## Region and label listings
· · ·
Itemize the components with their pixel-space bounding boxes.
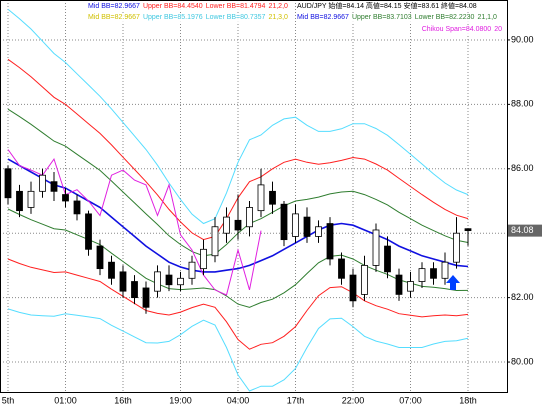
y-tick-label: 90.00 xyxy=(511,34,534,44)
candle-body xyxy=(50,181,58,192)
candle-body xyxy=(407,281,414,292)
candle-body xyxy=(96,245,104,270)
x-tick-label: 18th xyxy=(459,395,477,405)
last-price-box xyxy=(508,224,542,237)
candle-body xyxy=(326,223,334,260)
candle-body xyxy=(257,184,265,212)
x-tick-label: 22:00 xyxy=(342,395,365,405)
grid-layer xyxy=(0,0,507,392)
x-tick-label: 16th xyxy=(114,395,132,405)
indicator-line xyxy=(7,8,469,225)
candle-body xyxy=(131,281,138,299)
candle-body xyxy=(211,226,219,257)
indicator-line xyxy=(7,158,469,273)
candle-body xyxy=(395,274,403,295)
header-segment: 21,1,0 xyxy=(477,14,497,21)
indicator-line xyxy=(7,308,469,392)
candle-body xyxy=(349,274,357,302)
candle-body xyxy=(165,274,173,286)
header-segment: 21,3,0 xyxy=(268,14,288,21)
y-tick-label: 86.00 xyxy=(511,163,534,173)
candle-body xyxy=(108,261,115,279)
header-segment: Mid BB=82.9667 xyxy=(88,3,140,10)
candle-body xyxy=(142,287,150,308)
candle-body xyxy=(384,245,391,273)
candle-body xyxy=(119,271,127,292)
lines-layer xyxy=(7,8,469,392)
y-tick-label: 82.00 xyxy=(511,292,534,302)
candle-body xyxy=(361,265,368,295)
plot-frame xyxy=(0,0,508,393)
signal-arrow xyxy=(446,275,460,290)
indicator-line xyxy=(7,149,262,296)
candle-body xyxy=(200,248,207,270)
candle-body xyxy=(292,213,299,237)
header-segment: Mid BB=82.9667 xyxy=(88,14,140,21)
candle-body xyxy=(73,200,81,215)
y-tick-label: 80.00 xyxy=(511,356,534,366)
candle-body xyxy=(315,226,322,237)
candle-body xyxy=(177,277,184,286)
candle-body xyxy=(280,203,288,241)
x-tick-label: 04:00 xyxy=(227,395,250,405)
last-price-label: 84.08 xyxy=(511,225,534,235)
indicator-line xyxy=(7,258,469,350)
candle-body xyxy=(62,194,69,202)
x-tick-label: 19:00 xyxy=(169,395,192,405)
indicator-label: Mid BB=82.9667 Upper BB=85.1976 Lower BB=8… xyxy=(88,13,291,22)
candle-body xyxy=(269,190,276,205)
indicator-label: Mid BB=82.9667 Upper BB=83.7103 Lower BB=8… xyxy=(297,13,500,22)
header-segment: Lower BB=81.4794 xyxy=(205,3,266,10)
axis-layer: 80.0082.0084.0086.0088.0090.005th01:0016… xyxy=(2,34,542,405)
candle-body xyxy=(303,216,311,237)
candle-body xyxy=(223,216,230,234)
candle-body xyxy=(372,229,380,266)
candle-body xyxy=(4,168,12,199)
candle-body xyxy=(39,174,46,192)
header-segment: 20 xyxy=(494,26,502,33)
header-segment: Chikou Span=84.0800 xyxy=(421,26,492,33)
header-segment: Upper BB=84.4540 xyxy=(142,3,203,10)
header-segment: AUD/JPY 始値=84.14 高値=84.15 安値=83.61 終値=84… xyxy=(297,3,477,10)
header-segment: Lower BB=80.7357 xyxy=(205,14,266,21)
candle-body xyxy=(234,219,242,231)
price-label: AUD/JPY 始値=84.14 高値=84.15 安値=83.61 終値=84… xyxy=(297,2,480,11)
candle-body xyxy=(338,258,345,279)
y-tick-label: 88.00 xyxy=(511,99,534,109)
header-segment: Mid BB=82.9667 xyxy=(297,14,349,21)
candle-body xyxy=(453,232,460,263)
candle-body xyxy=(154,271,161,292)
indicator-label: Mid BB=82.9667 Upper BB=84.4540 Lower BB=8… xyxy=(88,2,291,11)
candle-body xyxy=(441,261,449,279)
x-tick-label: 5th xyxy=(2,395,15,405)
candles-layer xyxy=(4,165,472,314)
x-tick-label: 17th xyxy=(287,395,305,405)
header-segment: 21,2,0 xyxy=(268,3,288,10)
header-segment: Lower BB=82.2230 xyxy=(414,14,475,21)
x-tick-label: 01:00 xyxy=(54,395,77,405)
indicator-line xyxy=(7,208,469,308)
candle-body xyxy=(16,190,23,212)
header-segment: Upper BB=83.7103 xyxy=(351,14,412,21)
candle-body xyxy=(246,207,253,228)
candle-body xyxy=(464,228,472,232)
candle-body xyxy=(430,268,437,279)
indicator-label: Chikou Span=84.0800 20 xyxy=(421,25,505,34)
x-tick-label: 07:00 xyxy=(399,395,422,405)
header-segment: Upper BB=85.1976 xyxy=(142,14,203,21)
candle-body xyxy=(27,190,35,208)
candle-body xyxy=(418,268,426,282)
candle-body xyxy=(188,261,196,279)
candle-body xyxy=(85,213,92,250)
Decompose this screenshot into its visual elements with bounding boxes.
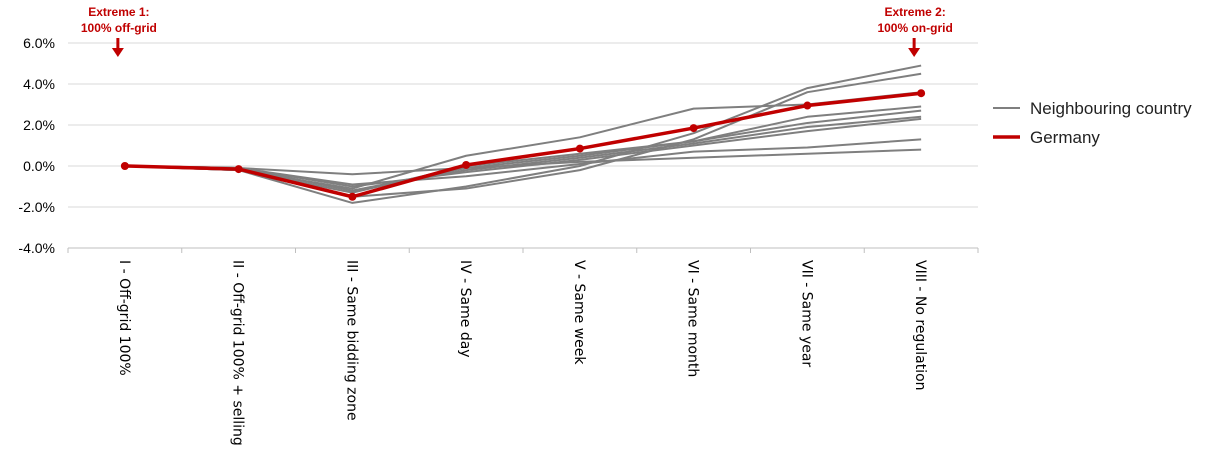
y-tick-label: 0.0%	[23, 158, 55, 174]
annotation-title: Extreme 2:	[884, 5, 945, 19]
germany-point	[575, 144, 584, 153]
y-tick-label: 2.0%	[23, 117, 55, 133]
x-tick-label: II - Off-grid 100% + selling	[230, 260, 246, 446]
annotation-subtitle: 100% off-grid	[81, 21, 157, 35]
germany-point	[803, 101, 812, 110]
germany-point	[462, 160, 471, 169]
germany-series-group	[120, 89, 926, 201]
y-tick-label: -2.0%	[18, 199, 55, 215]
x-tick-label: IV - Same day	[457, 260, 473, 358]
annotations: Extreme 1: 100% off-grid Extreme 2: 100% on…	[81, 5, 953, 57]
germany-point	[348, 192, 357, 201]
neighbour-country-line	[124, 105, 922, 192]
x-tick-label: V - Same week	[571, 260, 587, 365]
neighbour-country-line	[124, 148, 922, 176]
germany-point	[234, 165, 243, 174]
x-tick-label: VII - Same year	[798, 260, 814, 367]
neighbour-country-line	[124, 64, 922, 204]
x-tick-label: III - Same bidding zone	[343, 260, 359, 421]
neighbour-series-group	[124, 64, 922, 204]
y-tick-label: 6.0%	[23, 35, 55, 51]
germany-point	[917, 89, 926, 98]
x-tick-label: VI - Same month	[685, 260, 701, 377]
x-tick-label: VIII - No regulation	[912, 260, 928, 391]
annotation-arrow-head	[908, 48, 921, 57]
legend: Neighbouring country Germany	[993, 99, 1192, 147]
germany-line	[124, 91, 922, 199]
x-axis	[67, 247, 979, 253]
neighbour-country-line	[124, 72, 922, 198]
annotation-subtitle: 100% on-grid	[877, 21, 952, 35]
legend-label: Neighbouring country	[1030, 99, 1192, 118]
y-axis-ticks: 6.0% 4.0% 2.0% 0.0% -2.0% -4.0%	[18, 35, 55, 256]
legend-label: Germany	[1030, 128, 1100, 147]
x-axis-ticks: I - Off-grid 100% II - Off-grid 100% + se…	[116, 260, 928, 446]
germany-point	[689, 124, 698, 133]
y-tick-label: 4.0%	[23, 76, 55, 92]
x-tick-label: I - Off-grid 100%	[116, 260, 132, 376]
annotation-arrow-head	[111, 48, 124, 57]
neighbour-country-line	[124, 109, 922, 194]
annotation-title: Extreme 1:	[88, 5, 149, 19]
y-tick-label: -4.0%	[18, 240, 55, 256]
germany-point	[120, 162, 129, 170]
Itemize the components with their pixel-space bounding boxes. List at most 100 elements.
· · ·
## GOAL
Recast the rows above as a Markdown table with two columns: Index for the line number and Entry for the line's text. Skip blank lines and leave the pictures out.

## WRITTEN RESPONSE
| Index | Entry |
|---|---|
| 1 | Itemize the components with their pixel-space bounding boxes. |
| 2 | y-tick-label: 90.00 xyxy=(511,34,534,44) |
| 3 | candle-body xyxy=(50,181,58,192) |
| 4 | candle-body xyxy=(407,281,414,292) |
| 5 | candle-body xyxy=(96,245,104,270) |
| 6 | x-tick-label: 18th xyxy=(459,395,477,405) |
| 7 | last-price-box xyxy=(508,224,542,237) |
| 8 | candle-body xyxy=(326,223,334,260) |
| 9 | candle-body xyxy=(257,184,265,212) |
| 10 | x-tick-label: 22:00 xyxy=(342,395,365,405) |
| 11 | grid-layer xyxy=(0,0,507,392) |
| 12 | x-tick-label: 16th xyxy=(114,395,132,405) |
| 13 | indicator-line xyxy=(7,8,469,225) |
| 14 | candle-body xyxy=(131,281,138,299) |
| 15 | candle-body xyxy=(211,226,219,257) |
| 16 | indicator-line xyxy=(7,158,469,273) |
| 17 | candle-body xyxy=(395,274,403,295) |
| 18 | header-segment: 21,1,0 xyxy=(477,14,497,21) |
| 19 | indicator-line xyxy=(7,308,469,392) |
| 20 | candle-body xyxy=(349,274,357,302) |
| 21 | candle-body xyxy=(165,274,173,286) |
| 22 | header-segment: 21,3,0 xyxy=(268,14,288,21) |
| 23 | y-tick-label: 86.00 xyxy=(511,163,534,173) |
| 24 | candle-body xyxy=(108,261,115,279) |
| 25 | header-segment: Mid BB=82.9667 xyxy=(88,3,140,10) |
| 26 | candle-body xyxy=(142,287,150,308) |
| 27 | candle-body xyxy=(384,245,391,273) |
| 28 | candle-body xyxy=(119,271,127,292) |
| 29 | lines-layer xyxy=(7,8,469,392) |
| 30 | y-tick-label: 82.00 xyxy=(511,292,534,302) |
| 31 | candle-body xyxy=(361,265,368,295) |
| 32 | plot-frame xyxy=(0,0,508,393) |
| 33 | signal-arrow xyxy=(446,275,460,290) |
| 34 | indicator-line xyxy=(7,149,262,296) |
| 35 | candle-body xyxy=(200,248,207,270) |
| 36 | candle-body xyxy=(292,213,299,237) |
| 37 | header-segment: Mid BB=82.9667 xyxy=(88,14,140,21) |
| 38 | candle-body xyxy=(73,200,81,215) |
| 39 | y-tick-label: 80.00 xyxy=(511,356,534,366) |
| 40 | candle-body xyxy=(315,226,322,237) |
| 41 | candle-body xyxy=(177,277,184,286) |
| 42 | candle-body xyxy=(280,203,288,241) |
| 43 | x-tick-label: 04:00 xyxy=(227,395,250,405) |
| 44 | last-price-label: 84.08 xyxy=(511,225,534,235) |
| 45 | indicator-line xyxy=(7,258,469,350) |
| 46 | candle-body xyxy=(62,194,69,202) |
| 47 | x-tick-label: 19:00 xyxy=(169,395,192,405) |
| 48 | indicator-label: Mid BB=82.9667 Upper BB=85.1976 Lower BB=8… xyxy=(88,13,291,22) |
| 49 | candle-body xyxy=(269,190,276,205) |
| 50 | indicator-label: Mid BB=82.9667 Upper BB=83.7103 Lower BB=8… xyxy=(297,13,500,22) |
| 51 | header-segment: Lower BB=81.4794 xyxy=(205,3,266,10) |
| 52 | axis-layer: 80.0082.0084.0086.0088.0090.005th01:0016… xyxy=(2,34,542,405) |
| 53 | candle-body xyxy=(303,216,311,237) |
| 54 | candle-body xyxy=(223,216,230,234) |
| 55 | candle-body xyxy=(372,229,380,266) |
| 56 | candle-body xyxy=(4,168,12,199) |
| 57 | candle-body xyxy=(39,174,46,192) |
| 58 | header-segment: 20 xyxy=(494,26,502,33) |
| 59 | header-segment: Chikou Span=84.0800 xyxy=(421,26,492,33) |
| 60 | header-segment: Upper BB=84.4540 xyxy=(142,3,203,10) |
| 61 | header-segment: AUD/JPY 始値=84.14 高値=84.15 安値=83.61 終値=84… xyxy=(297,3,477,10) |
| 62 | header-segment: Lower BB=80.7357 xyxy=(205,14,266,21) |
| 63 | candle-body xyxy=(234,219,242,231) |
| 64 | price-label: AUD/JPY 始値=84.14 高値=84.15 安値=83.61 終値=84… xyxy=(297,2,480,11) |
| 65 | candle-body xyxy=(338,258,345,279) |
| 66 | y-tick-label: 88.00 xyxy=(511,99,534,109) |
| 67 | header-segment: Mid BB=82.9667 xyxy=(297,14,349,21) |
| 68 | candle-body xyxy=(453,232,460,263) |
| 69 | candle-body xyxy=(154,271,161,292) |
| 70 | indicator-label: Mid BB=82.9667 Upper BB=84.4540 Lower BB=8… xyxy=(88,2,291,11) |
| 71 | candle-body xyxy=(441,261,449,279) |
| 72 | x-tick-label: 5th xyxy=(2,395,15,405) |
| 73 | candles-layer xyxy=(4,165,472,314) |
| 74 | x-tick-label: 17th xyxy=(287,395,305,405) |
| 75 | header-segment: 21,2,0 xyxy=(268,3,288,10) |
| 76 | header-segment: Lower BB=82.2230 xyxy=(414,14,475,21) |
| 77 | x-tick-label: 01:00 xyxy=(54,395,77,405) |
| 78 | indicator-line xyxy=(7,208,469,308) |
| 79 | candle-body xyxy=(16,190,23,212) |
| 80 | header-segment: Upper BB=83.7103 xyxy=(351,14,412,21) |
| 81 | candle-body xyxy=(246,207,253,228) |
| 82 | candle-body xyxy=(464,228,472,232) |
| 83 | candle-body xyxy=(430,268,437,279) |
| 84 | indicator-label: Chikou Span=84.0800 20 xyxy=(421,25,505,34) |
| 85 | x-tick-label: 07:00 xyxy=(399,395,422,405) |
| 86 | header-segment: Upper BB=85.1976 xyxy=(142,14,203,21) |
| 87 | candle-body xyxy=(27,190,35,208) |
| 88 | candle-body xyxy=(418,268,426,282) |
| 89 | candle-body xyxy=(188,261,196,279) |
| 90 | candle-body xyxy=(85,213,92,250) |
| 91 | Decompose this screenshot into its visual elements with bounding boxes. |
| 92 | y-tick-label: 0.0%	[23, 158, 55, 174] |
| 93 | annotation-title: Extreme 2:	[884, 5, 945, 19] |
| 94 | germany-point	[575, 144, 584, 153] |
| 95 | y-tick-label: 2.0%	[23, 117, 55, 133] |
| 96 | x-tick-label: II - Off-grid 100% + selling	[230, 260, 246, 446] |
| 97 | annotation-subtitle: 100% off-grid	[81, 21, 157, 35] |
| 98 | germany-point	[803, 101, 812, 110] |
| 99 | germany-point	[462, 160, 471, 169] |
| 100 | germany-series-group	[120, 89, 926, 201] |
| 101 | y-tick-label: -2.0%	[18, 199, 55, 215] |
| 102 | x-tick-label: IV - Same day	[457, 260, 473, 358] |
| 103 | annotations: Extreme 1: 100% off-grid Extreme 2: 100% on…	[81, 5, 953, 57] |
| 104 | germany-point	[348, 192, 357, 201] |
| 105 | neighbour-country-line	[124, 105, 922, 192] |
| 106 | x-tick-label: V - Same week	[571, 260, 587, 365] |
| 107 | neighbour-country-line	[124, 148, 922, 176] |
| 108 | germany-point	[234, 165, 243, 174] |
| 109 | x-tick-label: VII - Same year	[798, 260, 814, 367] |
| 110 | neighbour-country-line	[124, 64, 922, 204] |
| 111 | x-tick-label: III - Same bidding zone	[343, 260, 359, 421] |
| 112 | neighbour-series-group	[124, 64, 922, 204] |
| 113 | y-tick-label: 6.0%	[23, 35, 55, 51] |
| 114 | germany-point	[917, 89, 926, 98] |
| 115 | x-tick-label: VI - Same month	[685, 260, 701, 377] |
| 116 | x-tick-label: VIII - No regulation	[912, 260, 928, 391] |
| 117 | annotation-arrow-head	[908, 48, 921, 57] |
| 118 | legend: Neighbouring country Germany	[993, 99, 1192, 147] |
| 119 | germany-line	[124, 91, 922, 199] |
| 120 | x-axis	[67, 247, 979, 253] |
| 121 | neighbour-country-line	[124, 72, 922, 198] |
| 122 | annotation-subtitle: 100% on-grid	[877, 21, 952, 35] |
| 123 | legend-label: Neighbouring country	[1030, 99, 1192, 118] |
| 124 | y-axis-ticks: 6.0% 4.0% 2.0% 0.0% -2.0% -4.0%	[18, 35, 55, 256] |
| 125 | legend-label: Germany	[1030, 128, 1100, 147] |
| 126 | x-axis-ticks: I - Off-grid 100% II - Off-grid 100% + se…	[116, 260, 928, 446] |
| 127 | germany-point	[689, 124, 698, 133] |
| 128 | y-tick-label: 4.0%	[23, 76, 55, 92] |
| 129 | x-tick-label: I - Off-grid 100%	[116, 260, 132, 376] |
| 130 | annotation-arrow-head	[111, 48, 124, 57] |
| 131 | neighbour-country-line	[124, 109, 922, 194] |
| 132 | annotation-title: Extreme 1:	[88, 5, 149, 19] |
| 133 | y-tick-label: -4.0%	[18, 240, 55, 256] |
| 134 | germany-point	[120, 162, 129, 170] |
| 135 | Itemize the components with their pixel-space bounding boxes. List at most 100 elements. |